## [Records to process]
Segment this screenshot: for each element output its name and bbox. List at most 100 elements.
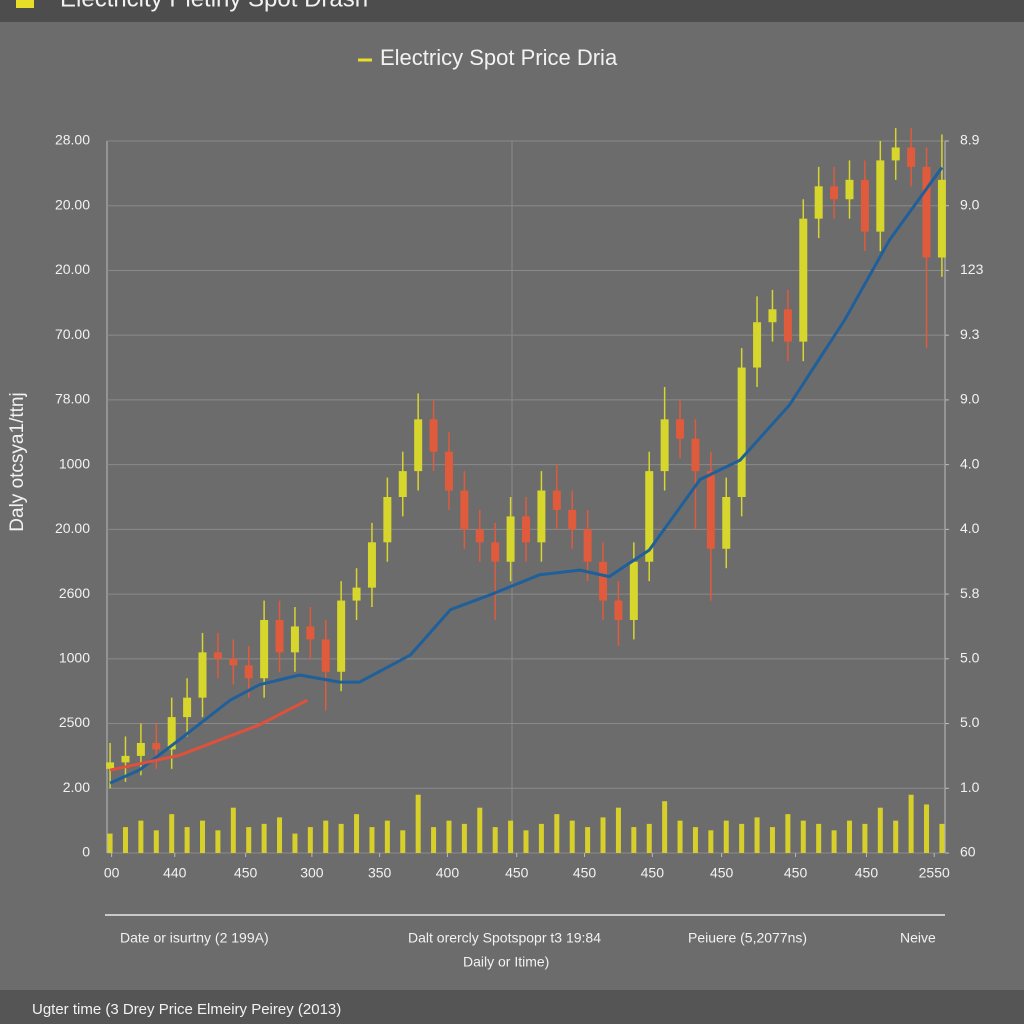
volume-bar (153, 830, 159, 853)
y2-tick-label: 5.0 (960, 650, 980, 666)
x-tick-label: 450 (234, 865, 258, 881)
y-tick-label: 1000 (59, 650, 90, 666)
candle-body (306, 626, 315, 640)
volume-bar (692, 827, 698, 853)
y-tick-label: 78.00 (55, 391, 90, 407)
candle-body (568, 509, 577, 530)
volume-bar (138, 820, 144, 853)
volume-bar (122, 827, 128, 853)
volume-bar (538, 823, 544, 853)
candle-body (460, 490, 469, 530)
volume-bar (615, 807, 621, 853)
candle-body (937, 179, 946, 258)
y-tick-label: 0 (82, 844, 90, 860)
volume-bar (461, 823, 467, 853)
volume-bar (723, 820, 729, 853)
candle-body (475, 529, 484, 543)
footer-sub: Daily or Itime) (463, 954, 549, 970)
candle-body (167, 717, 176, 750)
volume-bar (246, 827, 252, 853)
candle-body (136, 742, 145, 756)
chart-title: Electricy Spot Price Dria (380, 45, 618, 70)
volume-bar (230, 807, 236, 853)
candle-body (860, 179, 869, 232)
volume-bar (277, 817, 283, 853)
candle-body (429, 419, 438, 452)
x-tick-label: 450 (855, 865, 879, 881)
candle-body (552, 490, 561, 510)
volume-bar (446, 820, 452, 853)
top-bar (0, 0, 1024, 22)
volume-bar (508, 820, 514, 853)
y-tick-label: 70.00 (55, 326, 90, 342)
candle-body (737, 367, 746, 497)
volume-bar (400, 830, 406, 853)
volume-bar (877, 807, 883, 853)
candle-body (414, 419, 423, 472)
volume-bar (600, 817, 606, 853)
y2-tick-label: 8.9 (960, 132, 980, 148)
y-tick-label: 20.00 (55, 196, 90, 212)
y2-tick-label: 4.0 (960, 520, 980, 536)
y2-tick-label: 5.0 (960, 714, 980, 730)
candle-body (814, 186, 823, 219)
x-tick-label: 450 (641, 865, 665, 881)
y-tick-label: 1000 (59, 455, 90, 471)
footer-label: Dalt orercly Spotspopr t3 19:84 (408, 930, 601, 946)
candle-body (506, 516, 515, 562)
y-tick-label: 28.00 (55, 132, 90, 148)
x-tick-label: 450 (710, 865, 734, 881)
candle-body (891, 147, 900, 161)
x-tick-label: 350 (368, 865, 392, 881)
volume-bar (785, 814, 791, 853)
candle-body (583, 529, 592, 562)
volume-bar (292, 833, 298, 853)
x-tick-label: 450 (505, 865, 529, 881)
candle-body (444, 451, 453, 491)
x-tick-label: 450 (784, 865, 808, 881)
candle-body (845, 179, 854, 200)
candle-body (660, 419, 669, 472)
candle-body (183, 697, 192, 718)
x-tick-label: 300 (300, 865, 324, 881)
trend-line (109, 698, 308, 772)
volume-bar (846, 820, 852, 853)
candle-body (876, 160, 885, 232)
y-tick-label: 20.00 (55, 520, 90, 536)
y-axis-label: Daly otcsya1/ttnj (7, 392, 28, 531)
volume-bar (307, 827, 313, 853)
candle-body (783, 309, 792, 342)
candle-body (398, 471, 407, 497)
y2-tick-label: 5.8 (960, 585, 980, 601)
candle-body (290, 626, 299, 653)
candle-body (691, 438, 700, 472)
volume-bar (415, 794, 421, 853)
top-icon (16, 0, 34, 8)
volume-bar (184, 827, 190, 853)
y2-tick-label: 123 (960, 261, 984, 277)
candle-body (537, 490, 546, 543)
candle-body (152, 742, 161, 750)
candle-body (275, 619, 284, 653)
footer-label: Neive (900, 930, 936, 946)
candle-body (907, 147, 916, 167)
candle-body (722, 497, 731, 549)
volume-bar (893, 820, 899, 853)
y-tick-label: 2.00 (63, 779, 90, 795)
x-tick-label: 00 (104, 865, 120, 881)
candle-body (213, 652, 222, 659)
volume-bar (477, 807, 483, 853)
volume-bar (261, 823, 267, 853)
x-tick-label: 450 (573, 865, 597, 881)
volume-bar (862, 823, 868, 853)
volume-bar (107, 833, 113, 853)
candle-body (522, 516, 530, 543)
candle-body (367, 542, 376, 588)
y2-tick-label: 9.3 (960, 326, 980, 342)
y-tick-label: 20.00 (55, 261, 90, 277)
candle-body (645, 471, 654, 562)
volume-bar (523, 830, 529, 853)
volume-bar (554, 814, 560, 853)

## [Goal]
Write out the listing above line for line, leaving out the picture.

## [Solved problem]
Segment this screenshot: for each element output its name and bbox. List at most 100 elements.
volume-bar (153, 830, 159, 853)
y2-tick-label: 5.0 (960, 650, 980, 666)
x-tick-label: 450 (234, 865, 258, 881)
y-tick-label: 1000 (59, 650, 90, 666)
candle-body (306, 626, 315, 640)
volume-bar (692, 827, 698, 853)
y-tick-label: 78.00 (55, 391, 90, 407)
candle-body (568, 509, 577, 530)
volume-bar (138, 820, 144, 853)
volume-bar (122, 827, 128, 853)
volume-bar (538, 823, 544, 853)
candle-body (460, 490, 469, 530)
volume-bar (615, 807, 621, 853)
candle-body (937, 179, 946, 258)
y-tick-label: 0 (82, 844, 90, 860)
volume-bar (461, 823, 467, 853)
volume-bar (723, 820, 729, 853)
candle-body (475, 529, 484, 543)
footer-sub: Daily or Itime) (463, 954, 549, 970)
candle-body (167, 717, 176, 750)
volume-bar (246, 827, 252, 853)
candle-body (136, 742, 145, 756)
chart-title: Electricy Spot Price Dria (380, 45, 618, 70)
volume-bar (230, 807, 236, 853)
candle-body (860, 179, 869, 232)
volume-bar (277, 817, 283, 853)
candle-body (429, 419, 438, 452)
x-tick-label: 450 (855, 865, 879, 881)
candle-body (552, 490, 561, 510)
volume-bar (446, 820, 452, 853)
top-bar (0, 0, 1024, 22)
volume-bar (508, 820, 514, 853)
y-tick-label: 70.00 (55, 326, 90, 342)
candle-body (737, 367, 746, 497)
volume-bar (400, 830, 406, 853)
volume-bar (877, 807, 883, 853)
candle-body (414, 419, 423, 472)
volume-bar (600, 817, 606, 853)
y2-tick-label: 8.9 (960, 132, 980, 148)
y-tick-label: 20.00 (55, 196, 90, 212)
y2-tick-label: 4.0 (960, 520, 980, 536)
y2-tick-label: 5.0 (960, 714, 980, 730)
candle-body (814, 186, 823, 219)
x-tick-label: 450 (641, 865, 665, 881)
y-tick-label: 1000 (59, 455, 90, 471)
footer-label: Dalt orercly Spotspopr t3 19:84 (408, 930, 601, 946)
candle-body (506, 516, 515, 562)
y-tick-label: 28.00 (55, 132, 90, 148)
x-tick-label: 450 (710, 865, 734, 881)
candle-body (891, 147, 900, 161)
x-tick-label: 350 (368, 865, 392, 881)
volume-bar (785, 814, 791, 853)
candle-body (583, 529, 592, 562)
volume-bar (292, 833, 298, 853)
x-tick-label: 450 (505, 865, 529, 881)
candle-body (444, 451, 453, 491)
x-tick-label: 450 (784, 865, 808, 881)
candle-body (845, 179, 854, 200)
candle-body (660, 419, 669, 472)
candle-body (183, 697, 192, 718)
x-tick-label: 300 (300, 865, 324, 881)
trend-line (109, 698, 308, 772)
volume-bar (846, 820, 852, 853)
candle-body (876, 160, 885, 232)
y-tick-label: 20.00 (55, 520, 90, 536)
y-axis-label: Daly otcsya1/ttnj (7, 392, 28, 531)
volume-bar (307, 827, 313, 853)
candle-body (783, 309, 792, 342)
candle-body (398, 471, 407, 497)
y2-tick-label: 5.8 (960, 585, 980, 601)
candle-body (290, 626, 299, 653)
candle-body (691, 438, 700, 472)
volume-bar (415, 794, 421, 853)
top-icon (16, 0, 34, 8)
volume-bar (184, 827, 190, 853)
y2-tick-label: 123 (960, 261, 984, 277)
candle-body (537, 490, 546, 543)
candle-body (152, 742, 161, 750)
candle-body (275, 619, 284, 653)
footer-label: Neive (900, 930, 936, 946)
candle-body (907, 147, 916, 167)
candle-body (722, 497, 731, 549)
volume-bar (893, 820, 899, 853)
y-tick-label: 2.00 (63, 779, 90, 795)
x-tick-label: 00 (104, 865, 120, 881)
candle-body (213, 652, 222, 659)
volume-bar (477, 807, 483, 853)
volume-bar (261, 823, 267, 853)
x-tick-label: 450 (573, 865, 597, 881)
volume-bar (862, 823, 868, 853)
volume-bar (107, 833, 113, 853)
candle-body (522, 516, 530, 543)
candle-body (367, 542, 376, 588)
y2-tick-label: 9.3 (960, 326, 980, 342)
y-tick-label: 20.00 (55, 261, 90, 277)
candle-body (645, 471, 654, 562)
volume-bar (523, 830, 529, 853)
volume-bar (554, 814, 560, 853)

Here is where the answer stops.